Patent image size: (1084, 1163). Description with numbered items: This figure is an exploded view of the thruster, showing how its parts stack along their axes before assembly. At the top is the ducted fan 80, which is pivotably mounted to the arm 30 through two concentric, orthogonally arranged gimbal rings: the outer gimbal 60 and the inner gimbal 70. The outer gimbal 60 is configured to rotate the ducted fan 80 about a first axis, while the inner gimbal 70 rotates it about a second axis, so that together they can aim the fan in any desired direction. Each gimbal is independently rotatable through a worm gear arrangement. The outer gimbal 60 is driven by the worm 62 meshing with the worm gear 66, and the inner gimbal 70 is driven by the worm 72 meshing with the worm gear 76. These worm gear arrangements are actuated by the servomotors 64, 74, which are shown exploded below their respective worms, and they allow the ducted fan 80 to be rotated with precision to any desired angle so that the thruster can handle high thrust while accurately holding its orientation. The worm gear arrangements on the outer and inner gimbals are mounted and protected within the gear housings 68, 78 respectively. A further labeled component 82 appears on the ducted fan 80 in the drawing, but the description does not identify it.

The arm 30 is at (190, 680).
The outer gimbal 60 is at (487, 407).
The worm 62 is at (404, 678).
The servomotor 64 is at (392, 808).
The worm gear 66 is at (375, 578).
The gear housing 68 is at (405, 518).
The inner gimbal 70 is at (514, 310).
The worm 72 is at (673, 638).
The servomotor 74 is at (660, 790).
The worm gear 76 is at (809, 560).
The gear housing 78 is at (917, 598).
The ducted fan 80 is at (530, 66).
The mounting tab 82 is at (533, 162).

* * * * * * * * *

Your instructions:
Can you write out the lines above again, substituting "propulsion unit" for every "thruster" and leaving everything else unchanged?

Finished task:
Patent image size: (1084, 1163). Description with numbered items: This figure is an exploded view of the propulsion unit, showing how its parts stack along their axes before assembly. At the top is the ducted fan 80, which is pivotably mounted to the arm 30 through two concentric, orthogonally arranged gimbal rings: the outer gimbal 60 and the inner gimbal 70. The outer gimbal 60 is configured to rotate the ducted fan 80 about a first axis, while the inner gimbal 70 rotates it about a second axis, so that together they can aim the fan in any desired direction. Each gimbal is independently rotatable through a worm gear arrangement. The outer gimbal 60 is driven by the worm 62 meshing with the worm gear 66, and the inner gimbal 70 is driven by the worm 72 meshing with the worm gear 76. These worm gear arrangements are actuated by the servomotors 64, 74, which are shown exploded below their respective worms, and they allow the ducted fan 80 to be rotated with precision to any desired angle so that the propulsion unit can handle high thrust while accurately holding its orientation. The worm gear arrangements on the outer and inner gimbals are mounted and protected within the gear housings 68, 78 respectively. A further labeled component 82 appears on the ducted fan 80 in the drawing, but the description does not identify it.

The arm 30 is at (190, 680).
The outer gimbal 60 is at (487, 407).
The worm 62 is at (404, 678).
The servomotor 64 is at (392, 808).
The worm gear 66 is at (375, 578).
The gear housing 68 is at (405, 518).
The inner gimbal 70 is at (514, 310).
The worm 72 is at (673, 638).
The servomotor 74 is at (660, 790).
The worm gear 76 is at (809, 560).
The gear housing 78 is at (917, 598).
The ducted fan 80 is at (530, 66).
The mounting tab 82 is at (533, 162).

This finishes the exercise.